━━━━━ INFORMATION GIVEN

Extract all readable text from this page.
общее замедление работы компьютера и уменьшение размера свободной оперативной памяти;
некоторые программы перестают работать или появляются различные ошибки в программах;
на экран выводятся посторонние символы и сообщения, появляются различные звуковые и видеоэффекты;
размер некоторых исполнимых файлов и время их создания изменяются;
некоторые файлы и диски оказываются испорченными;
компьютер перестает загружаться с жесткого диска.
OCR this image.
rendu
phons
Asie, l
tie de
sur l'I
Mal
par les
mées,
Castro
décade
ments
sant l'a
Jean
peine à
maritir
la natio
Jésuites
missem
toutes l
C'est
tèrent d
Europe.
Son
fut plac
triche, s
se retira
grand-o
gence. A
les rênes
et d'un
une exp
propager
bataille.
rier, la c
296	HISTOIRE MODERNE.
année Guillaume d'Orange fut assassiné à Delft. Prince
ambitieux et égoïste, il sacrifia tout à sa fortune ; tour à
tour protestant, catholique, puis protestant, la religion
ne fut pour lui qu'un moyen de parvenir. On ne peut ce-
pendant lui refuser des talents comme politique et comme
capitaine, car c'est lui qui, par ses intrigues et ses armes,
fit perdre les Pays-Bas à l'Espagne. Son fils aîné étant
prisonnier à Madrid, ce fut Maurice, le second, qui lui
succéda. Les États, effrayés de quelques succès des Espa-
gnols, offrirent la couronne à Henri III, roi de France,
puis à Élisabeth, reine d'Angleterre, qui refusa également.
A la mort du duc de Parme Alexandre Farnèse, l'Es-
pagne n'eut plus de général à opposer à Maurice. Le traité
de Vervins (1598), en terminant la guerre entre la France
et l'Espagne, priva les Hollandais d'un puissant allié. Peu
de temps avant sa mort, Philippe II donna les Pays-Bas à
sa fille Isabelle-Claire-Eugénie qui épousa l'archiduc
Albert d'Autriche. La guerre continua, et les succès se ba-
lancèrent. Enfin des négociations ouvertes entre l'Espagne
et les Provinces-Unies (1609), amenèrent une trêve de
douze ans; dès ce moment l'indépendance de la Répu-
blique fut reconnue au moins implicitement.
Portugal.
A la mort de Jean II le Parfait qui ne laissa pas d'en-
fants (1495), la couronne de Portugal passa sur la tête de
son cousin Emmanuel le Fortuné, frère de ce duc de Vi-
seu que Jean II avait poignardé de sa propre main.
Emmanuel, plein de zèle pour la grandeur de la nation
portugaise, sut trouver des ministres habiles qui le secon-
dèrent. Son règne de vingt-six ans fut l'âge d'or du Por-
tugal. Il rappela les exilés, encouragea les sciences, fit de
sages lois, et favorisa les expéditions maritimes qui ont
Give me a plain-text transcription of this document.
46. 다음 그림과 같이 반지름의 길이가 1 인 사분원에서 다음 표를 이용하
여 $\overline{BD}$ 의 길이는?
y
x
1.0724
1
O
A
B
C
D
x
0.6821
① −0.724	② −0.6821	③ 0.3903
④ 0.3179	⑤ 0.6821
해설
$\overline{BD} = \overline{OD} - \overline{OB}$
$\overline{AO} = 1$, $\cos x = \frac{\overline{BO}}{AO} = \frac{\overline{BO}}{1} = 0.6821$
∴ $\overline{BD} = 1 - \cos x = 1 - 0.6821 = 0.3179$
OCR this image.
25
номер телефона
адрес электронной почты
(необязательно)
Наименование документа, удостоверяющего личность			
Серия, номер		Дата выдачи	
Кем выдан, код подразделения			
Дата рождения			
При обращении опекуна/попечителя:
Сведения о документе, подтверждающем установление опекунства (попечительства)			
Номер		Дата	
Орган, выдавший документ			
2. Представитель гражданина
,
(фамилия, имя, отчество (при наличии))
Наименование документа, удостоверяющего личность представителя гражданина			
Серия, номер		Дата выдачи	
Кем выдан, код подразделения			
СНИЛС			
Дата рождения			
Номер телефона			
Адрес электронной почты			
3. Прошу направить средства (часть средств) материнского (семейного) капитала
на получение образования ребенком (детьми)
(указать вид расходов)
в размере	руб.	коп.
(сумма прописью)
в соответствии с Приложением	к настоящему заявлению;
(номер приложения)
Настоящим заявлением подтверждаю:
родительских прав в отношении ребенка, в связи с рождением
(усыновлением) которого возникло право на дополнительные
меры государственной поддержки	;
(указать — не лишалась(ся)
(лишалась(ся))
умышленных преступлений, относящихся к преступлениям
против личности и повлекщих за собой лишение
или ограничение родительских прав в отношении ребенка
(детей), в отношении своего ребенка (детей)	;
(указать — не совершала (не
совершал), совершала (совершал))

━━━━━━━━━━

▸ TASK OBJECTIVE
Go through the material and select each line with the string "Jean" in it.

▸ EXERCISE ANSWER
Jean
A la mort de Jean II le Parfait qui ne laissa pas d'en-
seu que Jean II avait poignardé de sa propre main.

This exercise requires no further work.